Work instructions >>
Please switch "gutter-glyph" to "gutter-icon" in the stretch of records from the line containing "code-line-46[interactable]: 46 predictions" through the line containing "gutter-glyph[interactable] xyxy=(365,126,383,145)", keeping everything else the same. Return only those lines.

** Begin Entries provided **

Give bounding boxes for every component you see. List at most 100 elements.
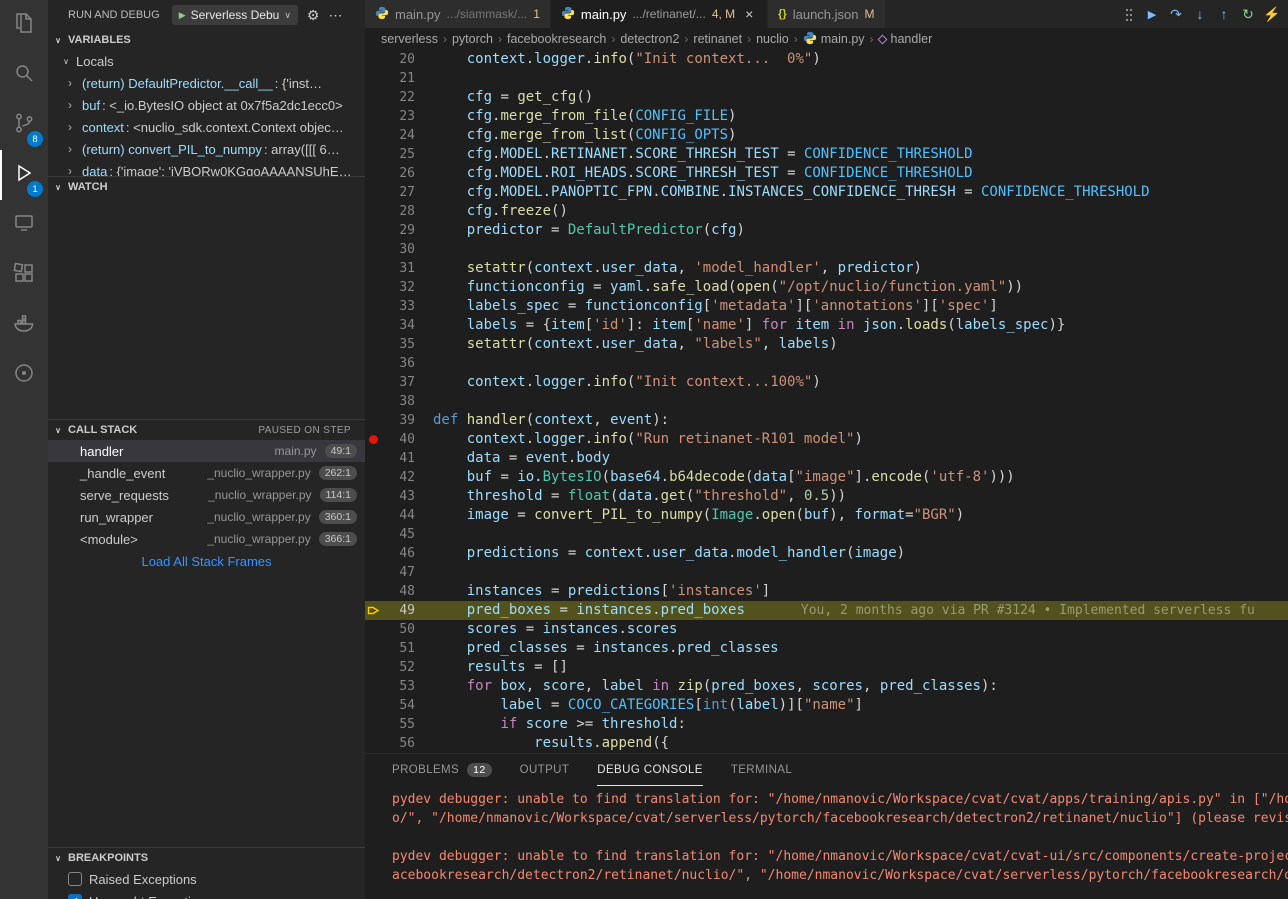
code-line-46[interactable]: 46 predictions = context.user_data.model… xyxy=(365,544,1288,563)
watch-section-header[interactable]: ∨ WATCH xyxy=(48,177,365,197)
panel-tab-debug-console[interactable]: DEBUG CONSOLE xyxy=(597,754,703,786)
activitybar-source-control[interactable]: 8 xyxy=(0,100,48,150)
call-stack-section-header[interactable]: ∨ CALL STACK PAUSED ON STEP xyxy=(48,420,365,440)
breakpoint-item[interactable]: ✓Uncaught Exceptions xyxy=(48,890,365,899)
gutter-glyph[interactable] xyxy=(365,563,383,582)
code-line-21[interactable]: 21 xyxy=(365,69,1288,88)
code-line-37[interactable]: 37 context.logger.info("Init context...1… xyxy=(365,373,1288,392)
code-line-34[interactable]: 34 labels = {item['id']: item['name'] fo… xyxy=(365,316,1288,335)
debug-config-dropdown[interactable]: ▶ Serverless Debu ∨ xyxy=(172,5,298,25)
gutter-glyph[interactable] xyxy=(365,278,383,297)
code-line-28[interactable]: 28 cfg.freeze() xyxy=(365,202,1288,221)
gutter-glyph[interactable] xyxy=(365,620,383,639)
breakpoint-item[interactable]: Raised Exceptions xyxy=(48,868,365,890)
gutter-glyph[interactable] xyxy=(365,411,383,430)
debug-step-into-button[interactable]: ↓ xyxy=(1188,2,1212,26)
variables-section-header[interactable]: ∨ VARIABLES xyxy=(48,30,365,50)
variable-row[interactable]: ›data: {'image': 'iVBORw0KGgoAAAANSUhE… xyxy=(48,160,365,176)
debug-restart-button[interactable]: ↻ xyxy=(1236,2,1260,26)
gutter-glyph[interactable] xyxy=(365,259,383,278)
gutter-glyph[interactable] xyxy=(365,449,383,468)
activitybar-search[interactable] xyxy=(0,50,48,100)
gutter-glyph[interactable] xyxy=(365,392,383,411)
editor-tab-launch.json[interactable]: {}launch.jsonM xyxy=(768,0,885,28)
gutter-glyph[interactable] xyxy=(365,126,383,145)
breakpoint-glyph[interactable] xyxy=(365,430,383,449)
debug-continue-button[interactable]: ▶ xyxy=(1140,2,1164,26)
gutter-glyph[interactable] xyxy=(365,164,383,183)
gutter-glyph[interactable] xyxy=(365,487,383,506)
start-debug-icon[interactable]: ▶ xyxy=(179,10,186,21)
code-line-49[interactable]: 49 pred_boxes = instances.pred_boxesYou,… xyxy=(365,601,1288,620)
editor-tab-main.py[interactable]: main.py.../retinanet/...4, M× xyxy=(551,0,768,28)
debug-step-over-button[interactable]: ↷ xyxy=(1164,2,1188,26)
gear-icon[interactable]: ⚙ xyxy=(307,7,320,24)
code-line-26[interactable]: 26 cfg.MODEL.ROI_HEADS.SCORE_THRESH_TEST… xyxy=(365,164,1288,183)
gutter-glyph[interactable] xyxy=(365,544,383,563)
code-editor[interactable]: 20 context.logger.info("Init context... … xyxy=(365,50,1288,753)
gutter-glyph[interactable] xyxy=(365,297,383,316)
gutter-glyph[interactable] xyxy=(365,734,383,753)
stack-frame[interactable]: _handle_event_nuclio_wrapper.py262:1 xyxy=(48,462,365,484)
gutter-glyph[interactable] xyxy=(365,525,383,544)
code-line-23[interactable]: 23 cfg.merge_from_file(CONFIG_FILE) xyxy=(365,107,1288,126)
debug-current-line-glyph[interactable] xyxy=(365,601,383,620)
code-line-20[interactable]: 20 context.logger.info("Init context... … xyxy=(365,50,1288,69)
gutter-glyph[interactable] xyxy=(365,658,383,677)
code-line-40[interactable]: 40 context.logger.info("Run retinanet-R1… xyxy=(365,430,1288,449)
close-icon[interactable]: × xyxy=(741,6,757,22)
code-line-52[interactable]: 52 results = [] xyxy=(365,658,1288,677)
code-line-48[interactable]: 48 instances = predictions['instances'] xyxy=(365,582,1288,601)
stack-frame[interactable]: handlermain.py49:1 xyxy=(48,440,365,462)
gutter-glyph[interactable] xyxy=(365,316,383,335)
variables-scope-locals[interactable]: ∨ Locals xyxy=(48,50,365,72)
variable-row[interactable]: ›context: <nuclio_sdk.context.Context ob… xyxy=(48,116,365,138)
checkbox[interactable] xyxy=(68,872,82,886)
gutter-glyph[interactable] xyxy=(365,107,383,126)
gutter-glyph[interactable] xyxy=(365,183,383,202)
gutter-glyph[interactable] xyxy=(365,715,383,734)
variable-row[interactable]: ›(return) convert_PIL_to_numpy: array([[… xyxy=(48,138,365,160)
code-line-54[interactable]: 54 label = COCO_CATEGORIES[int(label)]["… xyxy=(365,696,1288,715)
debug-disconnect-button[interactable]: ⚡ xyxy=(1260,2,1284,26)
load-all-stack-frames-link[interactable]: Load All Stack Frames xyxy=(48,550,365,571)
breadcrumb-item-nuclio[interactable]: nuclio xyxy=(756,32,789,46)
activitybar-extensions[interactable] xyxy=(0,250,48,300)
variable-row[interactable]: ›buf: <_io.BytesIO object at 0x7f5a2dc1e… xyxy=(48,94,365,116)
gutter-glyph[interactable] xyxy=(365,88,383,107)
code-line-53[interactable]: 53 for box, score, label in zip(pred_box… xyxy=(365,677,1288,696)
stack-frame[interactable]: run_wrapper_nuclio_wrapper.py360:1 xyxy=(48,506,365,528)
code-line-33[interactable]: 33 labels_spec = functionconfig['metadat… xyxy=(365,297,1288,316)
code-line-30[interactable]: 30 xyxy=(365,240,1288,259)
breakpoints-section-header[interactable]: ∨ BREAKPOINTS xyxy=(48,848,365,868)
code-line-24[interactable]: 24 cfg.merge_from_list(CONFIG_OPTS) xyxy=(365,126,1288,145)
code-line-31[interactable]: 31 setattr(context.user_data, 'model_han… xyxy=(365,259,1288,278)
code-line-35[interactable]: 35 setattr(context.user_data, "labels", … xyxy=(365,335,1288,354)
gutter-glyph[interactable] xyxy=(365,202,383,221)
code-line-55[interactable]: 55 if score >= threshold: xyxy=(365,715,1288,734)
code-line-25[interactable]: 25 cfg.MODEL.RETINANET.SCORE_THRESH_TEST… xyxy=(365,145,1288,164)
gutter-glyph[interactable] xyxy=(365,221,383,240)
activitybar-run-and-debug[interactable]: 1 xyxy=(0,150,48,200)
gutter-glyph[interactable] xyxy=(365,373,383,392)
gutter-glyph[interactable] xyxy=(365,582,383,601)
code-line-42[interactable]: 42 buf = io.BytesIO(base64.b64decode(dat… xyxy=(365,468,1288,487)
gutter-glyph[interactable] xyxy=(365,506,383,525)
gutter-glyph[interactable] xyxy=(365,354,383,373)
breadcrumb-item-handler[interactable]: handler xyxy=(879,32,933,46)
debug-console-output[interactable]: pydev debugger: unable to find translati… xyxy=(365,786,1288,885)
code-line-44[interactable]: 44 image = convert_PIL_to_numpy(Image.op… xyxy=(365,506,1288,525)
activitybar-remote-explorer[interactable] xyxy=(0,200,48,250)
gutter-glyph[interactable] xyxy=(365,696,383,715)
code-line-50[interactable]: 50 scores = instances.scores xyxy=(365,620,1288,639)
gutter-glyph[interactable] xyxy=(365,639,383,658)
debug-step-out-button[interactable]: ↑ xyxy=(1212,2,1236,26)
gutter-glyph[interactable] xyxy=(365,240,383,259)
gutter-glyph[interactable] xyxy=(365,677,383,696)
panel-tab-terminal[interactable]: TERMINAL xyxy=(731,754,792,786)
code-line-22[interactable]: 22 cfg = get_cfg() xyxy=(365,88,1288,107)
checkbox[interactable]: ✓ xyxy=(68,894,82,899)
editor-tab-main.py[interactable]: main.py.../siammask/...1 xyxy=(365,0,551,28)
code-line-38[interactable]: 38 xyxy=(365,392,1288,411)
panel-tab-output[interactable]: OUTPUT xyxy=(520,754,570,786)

** End Entries provided **

Problem solution >>
code-line-46[interactable]: 46 predictions = context.user_data.model… xyxy=(365,544,1288,563)
watch-section-header[interactable]: ∨ WATCH xyxy=(48,177,365,197)
panel-tab-debug-console[interactable]: DEBUG CONSOLE xyxy=(597,754,703,786)
activitybar-source-control[interactable]: 8 xyxy=(0,100,48,150)
call-stack-section-header[interactable]: ∨ CALL STACK PAUSED ON STEP xyxy=(48,420,365,440)
breakpoint-item[interactable]: ✓Uncaught Exceptions xyxy=(48,890,365,899)
gutter-icon[interactable] xyxy=(365,563,383,582)
code-line-21[interactable]: 21 xyxy=(365,69,1288,88)
code-line-37[interactable]: 37 context.logger.info("Init context...1… xyxy=(365,373,1288,392)
code-line-34[interactable]: 34 labels = {item['id']: item['name'] fo… xyxy=(365,316,1288,335)
debug-config-dropdown[interactable]: ▶ Serverless Debu ∨ xyxy=(172,5,298,25)
gutter-icon[interactable] xyxy=(365,278,383,297)
code-line-28[interactable]: 28 cfg.freeze() xyxy=(365,202,1288,221)
gutter-icon[interactable] xyxy=(365,620,383,639)
breakpoint-item[interactable]: Raised Exceptions xyxy=(48,868,365,890)
gutter-icon[interactable] xyxy=(365,411,383,430)
debug-step-into-button[interactable]: ↓ xyxy=(1188,2,1212,26)
variables-section-header[interactable]: ∨ VARIABLES xyxy=(48,30,365,50)
variable-row[interactable]: ›data: {'image': 'iVBORw0KGgoAAAANSUhE… xyxy=(48,160,365,176)
debug-restart-button[interactable]: ↻ xyxy=(1236,2,1260,26)
gutter-icon[interactable] xyxy=(365,259,383,278)
gutter-icon[interactable] xyxy=(365,449,383,468)
activitybar-search[interactable] xyxy=(0,50,48,100)
gutter-icon[interactable] xyxy=(365,392,383,411)
editor-tab-launch.json[interactable]: {}launch.jsonM xyxy=(768,0,885,28)
gutter-icon[interactable] xyxy=(365,126,383,145)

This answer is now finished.